Please copy every line of the records below that holds the word "natural".

── Material provided

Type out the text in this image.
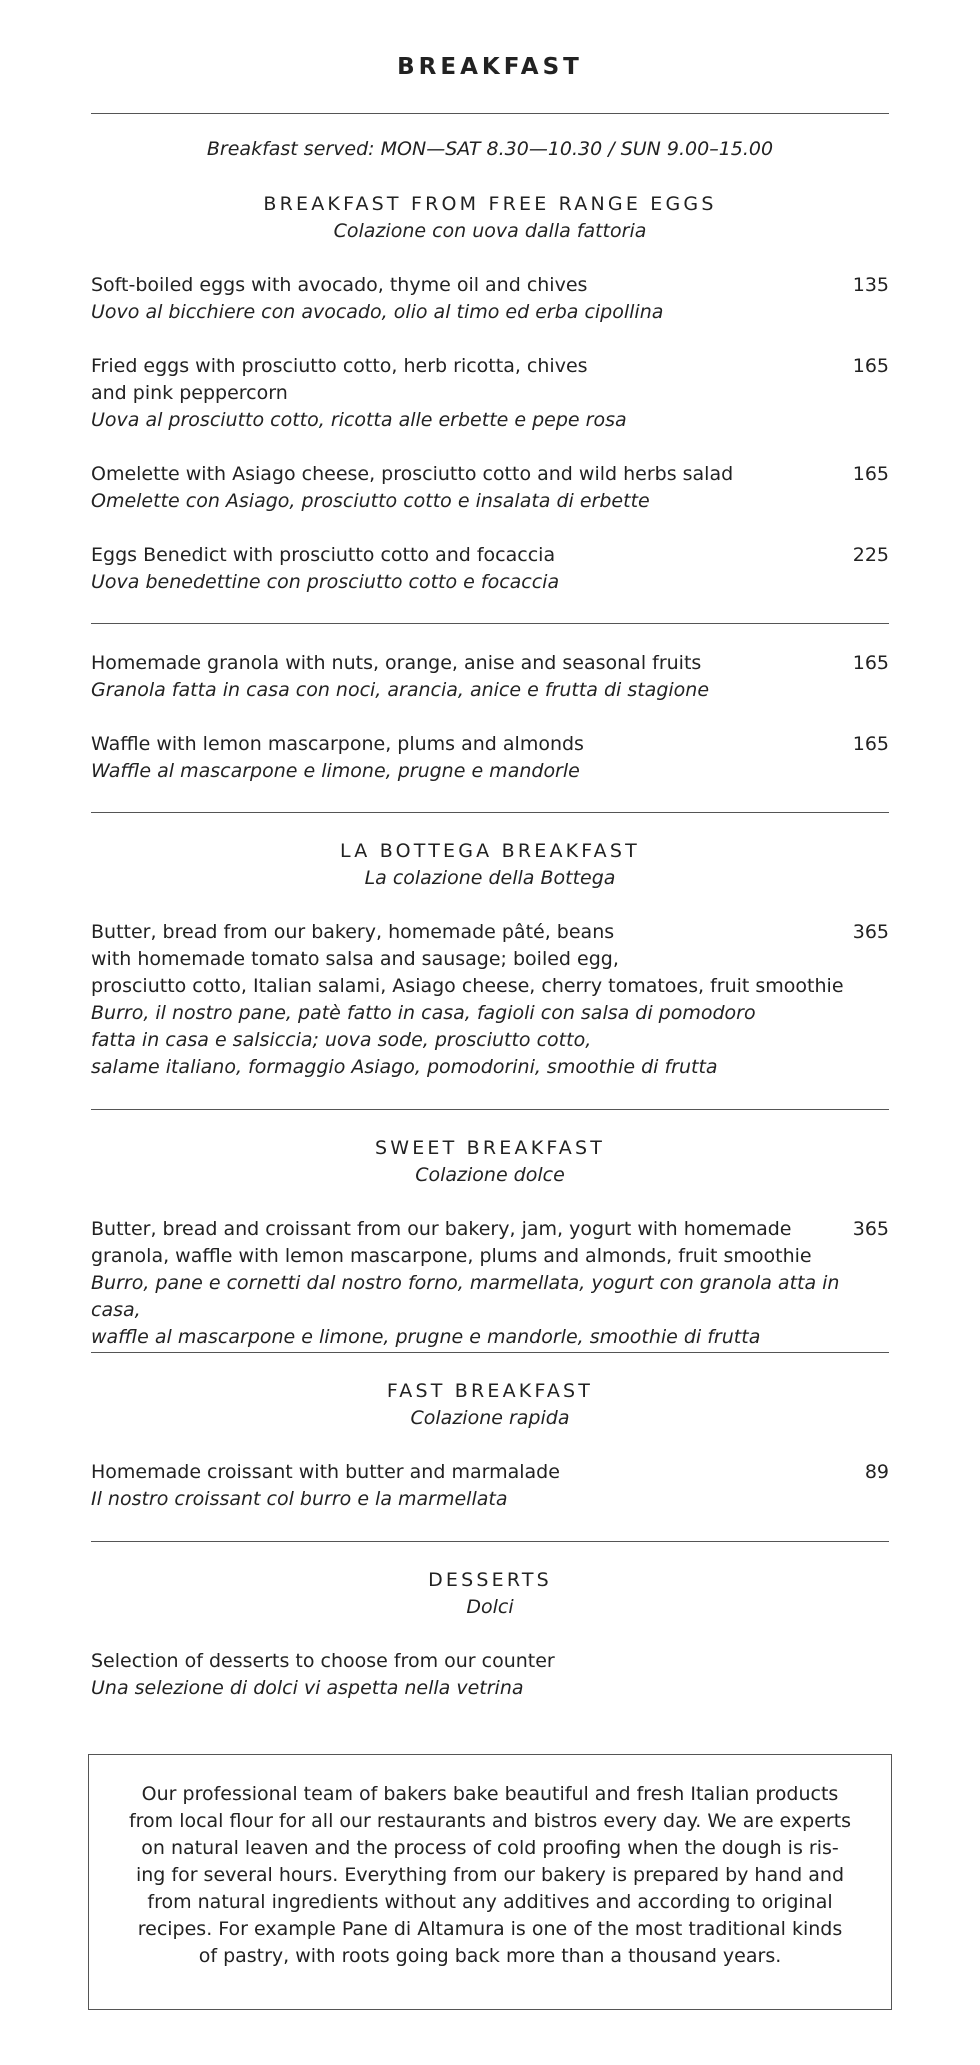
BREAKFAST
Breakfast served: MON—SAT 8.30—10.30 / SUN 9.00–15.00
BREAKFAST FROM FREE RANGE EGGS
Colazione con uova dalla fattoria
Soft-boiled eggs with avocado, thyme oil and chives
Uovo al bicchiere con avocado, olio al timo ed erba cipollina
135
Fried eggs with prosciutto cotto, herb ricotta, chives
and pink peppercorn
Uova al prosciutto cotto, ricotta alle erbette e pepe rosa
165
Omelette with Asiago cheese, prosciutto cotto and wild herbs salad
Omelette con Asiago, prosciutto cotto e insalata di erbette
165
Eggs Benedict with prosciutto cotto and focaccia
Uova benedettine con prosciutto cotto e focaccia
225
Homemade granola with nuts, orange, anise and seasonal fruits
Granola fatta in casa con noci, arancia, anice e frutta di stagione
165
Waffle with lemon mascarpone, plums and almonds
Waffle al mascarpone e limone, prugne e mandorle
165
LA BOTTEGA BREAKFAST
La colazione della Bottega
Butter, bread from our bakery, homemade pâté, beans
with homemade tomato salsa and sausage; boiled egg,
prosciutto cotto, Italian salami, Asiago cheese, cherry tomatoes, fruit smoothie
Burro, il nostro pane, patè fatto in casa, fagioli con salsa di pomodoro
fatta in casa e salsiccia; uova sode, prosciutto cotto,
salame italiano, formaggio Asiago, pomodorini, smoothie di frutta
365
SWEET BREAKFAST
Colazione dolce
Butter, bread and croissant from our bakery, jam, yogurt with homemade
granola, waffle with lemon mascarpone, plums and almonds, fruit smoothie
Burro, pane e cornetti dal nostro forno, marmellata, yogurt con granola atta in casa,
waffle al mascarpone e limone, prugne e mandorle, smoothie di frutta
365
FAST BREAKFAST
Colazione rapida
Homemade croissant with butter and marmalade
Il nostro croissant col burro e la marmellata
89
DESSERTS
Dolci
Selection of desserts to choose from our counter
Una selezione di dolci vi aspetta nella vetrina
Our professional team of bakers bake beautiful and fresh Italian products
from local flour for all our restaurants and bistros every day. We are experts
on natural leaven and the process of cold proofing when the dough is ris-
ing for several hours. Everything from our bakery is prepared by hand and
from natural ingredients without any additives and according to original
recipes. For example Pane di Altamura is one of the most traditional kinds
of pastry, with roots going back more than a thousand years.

────
── Material provided

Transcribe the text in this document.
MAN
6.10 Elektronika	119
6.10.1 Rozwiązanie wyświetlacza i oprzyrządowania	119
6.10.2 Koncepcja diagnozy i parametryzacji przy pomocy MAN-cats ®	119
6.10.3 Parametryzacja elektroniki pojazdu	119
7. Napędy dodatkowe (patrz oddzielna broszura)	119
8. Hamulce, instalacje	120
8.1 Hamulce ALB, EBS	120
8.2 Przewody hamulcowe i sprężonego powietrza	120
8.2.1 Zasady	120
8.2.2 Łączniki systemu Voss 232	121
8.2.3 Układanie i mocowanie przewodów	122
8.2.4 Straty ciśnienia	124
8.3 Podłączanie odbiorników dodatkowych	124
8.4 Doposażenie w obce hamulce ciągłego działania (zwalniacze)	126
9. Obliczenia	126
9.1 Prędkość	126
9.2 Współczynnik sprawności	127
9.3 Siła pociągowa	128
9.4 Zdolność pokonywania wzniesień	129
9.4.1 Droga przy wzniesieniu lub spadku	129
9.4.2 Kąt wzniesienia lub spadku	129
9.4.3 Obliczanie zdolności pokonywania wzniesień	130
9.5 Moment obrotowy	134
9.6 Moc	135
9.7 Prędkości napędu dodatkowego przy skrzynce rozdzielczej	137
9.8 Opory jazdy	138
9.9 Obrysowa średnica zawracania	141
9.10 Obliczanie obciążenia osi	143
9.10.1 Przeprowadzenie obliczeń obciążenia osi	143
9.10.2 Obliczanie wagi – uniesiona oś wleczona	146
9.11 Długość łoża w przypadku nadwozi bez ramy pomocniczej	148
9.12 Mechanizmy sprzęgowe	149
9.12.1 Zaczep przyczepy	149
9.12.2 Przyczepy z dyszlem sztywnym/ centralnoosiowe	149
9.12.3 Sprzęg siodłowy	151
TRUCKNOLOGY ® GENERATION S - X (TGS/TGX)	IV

────

> _Answer to the task_
on natural leaven and the process of cold proofing when the dough is ris-
from natural ingredients without any additives and according to original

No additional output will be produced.